## ENTRIES SUPPLIED
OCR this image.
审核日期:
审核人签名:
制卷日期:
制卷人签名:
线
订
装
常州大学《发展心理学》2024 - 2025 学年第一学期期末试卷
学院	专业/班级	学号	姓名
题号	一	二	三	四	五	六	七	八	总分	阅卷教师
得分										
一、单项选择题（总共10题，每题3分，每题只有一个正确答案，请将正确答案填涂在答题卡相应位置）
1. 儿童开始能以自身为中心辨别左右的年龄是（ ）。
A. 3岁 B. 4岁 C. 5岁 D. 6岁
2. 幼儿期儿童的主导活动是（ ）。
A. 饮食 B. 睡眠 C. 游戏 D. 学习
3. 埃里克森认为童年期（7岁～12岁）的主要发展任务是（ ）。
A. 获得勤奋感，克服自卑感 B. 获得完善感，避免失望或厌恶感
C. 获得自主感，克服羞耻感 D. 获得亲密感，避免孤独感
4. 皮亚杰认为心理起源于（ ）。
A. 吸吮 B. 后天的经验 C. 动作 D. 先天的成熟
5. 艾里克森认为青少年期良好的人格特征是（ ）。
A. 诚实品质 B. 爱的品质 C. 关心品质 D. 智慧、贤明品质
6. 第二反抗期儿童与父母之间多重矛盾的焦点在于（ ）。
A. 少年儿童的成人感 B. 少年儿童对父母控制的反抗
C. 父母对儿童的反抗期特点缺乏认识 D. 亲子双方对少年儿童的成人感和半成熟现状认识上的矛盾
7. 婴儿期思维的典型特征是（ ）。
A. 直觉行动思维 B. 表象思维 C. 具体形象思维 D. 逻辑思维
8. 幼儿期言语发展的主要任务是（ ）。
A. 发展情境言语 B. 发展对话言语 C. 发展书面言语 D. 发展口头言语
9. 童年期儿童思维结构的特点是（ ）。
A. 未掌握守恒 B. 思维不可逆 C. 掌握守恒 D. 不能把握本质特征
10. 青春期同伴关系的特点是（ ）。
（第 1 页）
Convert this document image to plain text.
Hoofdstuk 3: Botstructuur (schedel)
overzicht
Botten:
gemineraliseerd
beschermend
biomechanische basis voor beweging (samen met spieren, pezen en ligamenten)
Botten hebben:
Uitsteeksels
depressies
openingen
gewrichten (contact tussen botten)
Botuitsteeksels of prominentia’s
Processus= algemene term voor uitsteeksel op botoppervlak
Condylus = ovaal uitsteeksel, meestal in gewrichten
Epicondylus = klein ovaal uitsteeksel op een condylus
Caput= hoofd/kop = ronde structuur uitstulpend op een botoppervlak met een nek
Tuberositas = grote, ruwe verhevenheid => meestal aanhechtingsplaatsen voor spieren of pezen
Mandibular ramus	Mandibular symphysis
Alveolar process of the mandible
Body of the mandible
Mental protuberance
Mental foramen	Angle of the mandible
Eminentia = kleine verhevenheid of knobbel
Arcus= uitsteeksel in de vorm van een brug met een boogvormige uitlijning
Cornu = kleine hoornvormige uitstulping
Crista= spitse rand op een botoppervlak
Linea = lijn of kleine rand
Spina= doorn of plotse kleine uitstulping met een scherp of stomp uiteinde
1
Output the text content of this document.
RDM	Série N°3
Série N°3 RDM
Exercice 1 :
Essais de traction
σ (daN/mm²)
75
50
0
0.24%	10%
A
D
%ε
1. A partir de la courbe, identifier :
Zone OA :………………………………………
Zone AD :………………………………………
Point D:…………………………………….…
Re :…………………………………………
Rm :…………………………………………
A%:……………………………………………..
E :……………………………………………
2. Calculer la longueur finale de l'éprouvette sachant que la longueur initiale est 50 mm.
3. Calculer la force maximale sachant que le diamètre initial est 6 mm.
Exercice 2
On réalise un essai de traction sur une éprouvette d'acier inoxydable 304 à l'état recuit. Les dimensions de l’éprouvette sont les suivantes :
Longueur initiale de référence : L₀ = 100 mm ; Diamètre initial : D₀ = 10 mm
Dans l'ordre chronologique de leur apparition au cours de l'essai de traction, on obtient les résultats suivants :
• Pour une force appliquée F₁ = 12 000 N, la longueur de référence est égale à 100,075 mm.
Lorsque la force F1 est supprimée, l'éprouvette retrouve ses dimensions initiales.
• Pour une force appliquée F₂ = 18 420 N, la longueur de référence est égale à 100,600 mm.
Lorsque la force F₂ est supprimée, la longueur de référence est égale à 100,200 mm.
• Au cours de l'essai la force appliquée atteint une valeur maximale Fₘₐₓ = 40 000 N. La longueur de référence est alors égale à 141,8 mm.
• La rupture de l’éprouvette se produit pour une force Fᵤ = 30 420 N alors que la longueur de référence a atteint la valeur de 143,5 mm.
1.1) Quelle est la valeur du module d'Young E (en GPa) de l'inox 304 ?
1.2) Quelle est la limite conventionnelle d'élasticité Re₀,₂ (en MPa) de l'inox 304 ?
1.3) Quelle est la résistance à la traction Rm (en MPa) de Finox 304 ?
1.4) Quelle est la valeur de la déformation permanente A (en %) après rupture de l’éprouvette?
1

## REQUIREMENTS
Using the records above, gather all lines where the string "pezen" is present.

## THE COMPLETED TASK
biomechanische basis voor beweging (samen met spieren, pezen en ligamenten)
Tuberositas = grote, ruwe verhevenheid => meestal aanhechtingsplaatsen voor spieren of pezen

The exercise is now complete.